-- begin Supplied data --
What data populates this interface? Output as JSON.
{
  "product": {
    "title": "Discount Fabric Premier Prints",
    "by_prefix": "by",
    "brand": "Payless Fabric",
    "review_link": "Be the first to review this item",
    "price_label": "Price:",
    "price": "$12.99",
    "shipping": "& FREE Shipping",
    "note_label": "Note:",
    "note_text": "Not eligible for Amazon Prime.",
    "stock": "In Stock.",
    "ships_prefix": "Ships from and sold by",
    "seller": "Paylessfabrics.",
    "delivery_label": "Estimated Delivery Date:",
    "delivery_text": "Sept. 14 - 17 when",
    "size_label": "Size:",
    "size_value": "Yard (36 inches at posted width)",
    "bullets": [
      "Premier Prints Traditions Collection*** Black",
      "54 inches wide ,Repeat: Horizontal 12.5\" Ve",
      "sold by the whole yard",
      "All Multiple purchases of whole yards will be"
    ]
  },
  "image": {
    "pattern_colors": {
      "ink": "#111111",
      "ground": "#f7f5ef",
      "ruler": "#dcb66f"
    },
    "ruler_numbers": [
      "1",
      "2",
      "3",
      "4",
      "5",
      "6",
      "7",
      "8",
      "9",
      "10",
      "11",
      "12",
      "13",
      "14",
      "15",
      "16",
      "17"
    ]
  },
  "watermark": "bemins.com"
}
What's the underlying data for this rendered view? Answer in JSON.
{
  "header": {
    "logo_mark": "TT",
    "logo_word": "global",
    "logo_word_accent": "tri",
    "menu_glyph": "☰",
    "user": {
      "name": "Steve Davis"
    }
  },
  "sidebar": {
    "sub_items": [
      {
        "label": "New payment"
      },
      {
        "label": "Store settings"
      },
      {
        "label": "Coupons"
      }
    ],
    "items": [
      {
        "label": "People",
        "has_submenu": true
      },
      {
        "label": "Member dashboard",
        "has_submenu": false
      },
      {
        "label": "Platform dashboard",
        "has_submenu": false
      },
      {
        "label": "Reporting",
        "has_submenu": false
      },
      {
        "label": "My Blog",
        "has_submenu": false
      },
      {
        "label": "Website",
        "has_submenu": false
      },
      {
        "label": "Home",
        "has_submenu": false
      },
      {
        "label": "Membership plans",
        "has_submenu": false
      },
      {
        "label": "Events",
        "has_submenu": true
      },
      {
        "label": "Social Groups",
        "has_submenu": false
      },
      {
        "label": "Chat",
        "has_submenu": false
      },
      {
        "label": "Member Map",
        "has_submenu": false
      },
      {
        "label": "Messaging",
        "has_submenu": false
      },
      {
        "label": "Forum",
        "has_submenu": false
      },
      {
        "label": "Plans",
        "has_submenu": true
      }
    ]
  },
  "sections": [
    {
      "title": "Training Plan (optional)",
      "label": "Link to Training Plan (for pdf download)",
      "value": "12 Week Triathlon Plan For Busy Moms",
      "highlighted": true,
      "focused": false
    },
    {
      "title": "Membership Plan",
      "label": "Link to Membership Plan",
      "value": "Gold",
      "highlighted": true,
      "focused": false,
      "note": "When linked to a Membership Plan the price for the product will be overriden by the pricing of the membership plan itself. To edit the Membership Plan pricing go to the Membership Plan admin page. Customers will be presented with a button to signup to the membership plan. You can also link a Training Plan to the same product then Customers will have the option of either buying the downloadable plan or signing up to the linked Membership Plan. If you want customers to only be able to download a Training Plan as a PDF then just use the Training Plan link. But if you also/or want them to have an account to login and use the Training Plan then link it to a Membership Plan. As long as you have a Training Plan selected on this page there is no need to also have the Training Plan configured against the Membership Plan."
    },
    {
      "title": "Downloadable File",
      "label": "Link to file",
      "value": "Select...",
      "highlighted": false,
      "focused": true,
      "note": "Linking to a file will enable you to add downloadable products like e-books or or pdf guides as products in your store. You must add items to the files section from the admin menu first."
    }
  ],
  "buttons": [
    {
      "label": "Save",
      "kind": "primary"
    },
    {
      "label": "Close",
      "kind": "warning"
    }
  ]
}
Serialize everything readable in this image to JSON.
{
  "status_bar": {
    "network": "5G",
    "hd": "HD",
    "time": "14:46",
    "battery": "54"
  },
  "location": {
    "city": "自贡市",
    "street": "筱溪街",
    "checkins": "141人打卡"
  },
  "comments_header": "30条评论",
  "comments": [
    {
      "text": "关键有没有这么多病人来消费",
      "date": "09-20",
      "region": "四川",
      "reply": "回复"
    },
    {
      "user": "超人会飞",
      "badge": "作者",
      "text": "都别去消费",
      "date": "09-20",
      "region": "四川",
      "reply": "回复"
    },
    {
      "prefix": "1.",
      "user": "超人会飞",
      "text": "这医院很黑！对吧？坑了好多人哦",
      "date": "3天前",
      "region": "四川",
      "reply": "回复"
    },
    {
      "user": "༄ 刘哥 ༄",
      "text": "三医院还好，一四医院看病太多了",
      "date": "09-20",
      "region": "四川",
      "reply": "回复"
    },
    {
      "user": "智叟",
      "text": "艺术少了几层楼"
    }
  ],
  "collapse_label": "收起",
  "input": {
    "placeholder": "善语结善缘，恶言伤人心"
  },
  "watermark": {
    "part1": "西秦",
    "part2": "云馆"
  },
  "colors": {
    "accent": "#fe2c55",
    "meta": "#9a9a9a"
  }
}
-- end Supplied data --
*Problem details*: Your task is to print the whole listing again exactly.

*Correct answer*:
What data populates this interface? Output as JSON.
{
  "product": {
    "title": "Discount Fabric Premier Prints",
    "by_prefix": "by",
    "brand": "Payless Fabric",
    "review_link": "Be the first to review this item",
    "price_label": "Price:",
    "price": "$12.99",
    "shipping": "& FREE Shipping",
    "note_label": "Note:",
    "note_text": "Not eligible for Amazon Prime.",
    "stock": "In Stock.",
    "ships_prefix": "Ships from and sold by",
    "seller": "Paylessfabrics.",
    "delivery_label": "Estimated Delivery Date:",
    "delivery_text": "Sept. 14 - 17 when",
    "size_label": "Size:",
    "size_value": "Yard (36 inches at posted width)",
    "bullets": [
      "Premier Prints Traditions Collection*** Black",
      "54 inches wide ,Repeat: Horizontal 12.5\" Ve",
      "sold by the whole yard",
      "All Multiple purchases of whole yards will be"
    ]
  },
  "image": {
    "pattern_colors": {
      "ink": "#111111",
      "ground": "#f7f5ef",
      "ruler": "#dcb66f"
    },
    "ruler_numbers": [
      "1",
      "2",
      "3",
      "4",
      "5",
      "6",
      "7",
      "8",
      "9",
      "10",
      "11",
      "12",
      "13",
      "14",
      "15",
      "16",
      "17"
    ]
  },
  "watermark": "bemins.com"
}
What's the underlying data for this rendered view? Answer in JSON.
{
  "header": {
    "logo_mark": "TT",
    "logo_word": "global",
    "logo_word_accent": "tri",
    "menu_glyph": "☰",
    "user": {
      "name": "Steve Davis"
    }
  },
  "sidebar": {
    "sub_items": [
      {
        "label": "New payment"
      },
      {
        "label": "Store settings"
      },
      {
        "label": "Coupons"
      }
    ],
    "items": [
      {
        "label": "People",
        "has_submenu": true
      },
      {
        "label": "Member dashboard",
        "has_submenu": false
      },
      {
        "label": "Platform dashboard",
        "has_submenu": false
      },
      {
        "label": "Reporting",
        "has_submenu": false
      },
      {
        "label": "My Blog",
        "has_submenu": false
      },
      {
        "label": "Website",
        "has_submenu": false
      },
      {
        "label": "Home",
        "has_submenu": false
      },
      {
        "label": "Membership plans",
        "has_submenu": false
      },
      {
        "label": "Events",
        "has_submenu": true
      },
      {
        "label": "Social Groups",
        "has_submenu": false
      },
      {
        "label": "Chat",
        "has_submenu": false
      },
      {
        "label": "Member Map",
        "has_submenu": false
      },
      {
        "label": "Messaging",
        "has_submenu": false
      },
      {
        "label": "Forum",
        "has_submenu": false
      },
      {
        "label": "Plans",
        "has_submenu": true
      }
    ]
  },
  "sections": [
    {
      "title": "Training Plan (optional)",
      "label": "Link to Training Plan (for pdf download)",
      "value": "12 Week Triathlon Plan For Busy Moms",
      "highlighted": true,
      "focused": false
    },
    {
      "title": "Membership Plan",
      "label": "Link to Membership Plan",
      "value": "Gold",
      "highlighted": true,
      "focused": false,
      "note": "When linked to a Membership Plan the price for the product will be overriden by the pricing of the membership plan itself. To edit the Membership Plan pricing go to the Membership Plan admin page. Customers will be presented with a button to signup to the membership plan. You can also link a Training Plan to the same product then Customers will have the option of either buying the downloadable plan or signing up to the linked Membership Plan. If you want customers to only be able to download a Training Plan as a PDF then just use the Training Plan link. But if you also/or want them to have an account to login and use the Training Plan then link it to a Membership Plan. As long as you have a Training Plan selected on this page there is no need to also have the Training Plan configured against the Membership Plan."
    },
    {
      "title": "Downloadable File",
      "label": "Link to file",
      "value": "Select...",
      "highlighted": false,
      "focused": true,
      "note": "Linking to a file will enable you to add downloadable products like e-books or or pdf guides as products in your store. You must add items to the files section from the admin menu first."
    }
  ],
  "buttons": [
    {
      "label": "Save",
      "kind": "primary"
    },
    {
      "label": "Close",
      "kind": "warning"
    }
  ]
}
Serialize everything readable in this image to JSON.
{
  "status_bar": {
    "network": "5G",
    "hd": "HD",
    "time": "14:46",
    "battery": "54"
  },
  "location": {
    "city": "自贡市",
    "street": "筱溪街",
    "checkins": "141人打卡"
  },
  "comments_header": "30条评论",
  "comments": [
    {
      "text": "关键有没有这么多病人来消费",
      "date": "09-20",
      "region": "四川",
      "reply": "回复"
    },
    {
      "user": "超人会飞",
      "badge": "作者",
      "text": "都别去消费",
      "date": "09-20",
      "region": "四川",
      "reply": "回复"
    },
    {
      "prefix": "1.",
      "user": "超人会飞",
      "text": "这医院很黑！对吧？坑了好多人哦",
      "date": "3天前",
      "region": "四川",
      "reply": "回复"
    },
    {
      "user": "༄ 刘哥 ༄",
      "text": "三医院还好，一四医院看病太多了",
      "date": "09-20",
      "region": "四川",
      "reply": "回复"
    },
    {
      "user": "智叟",
      "text": "艺术少了几层楼"
    }
  ],
  "collapse_label": "收起",
  "input": {
    "placeholder": "善语结善缘，恶言伤人心"
  },
  "watermark": {
    "part1": "西秦",
    "part2": "云馆"
  },
  "colors": {
    "accent": "#fe2c55",
    "meta": "#9a9a9a"
  }
}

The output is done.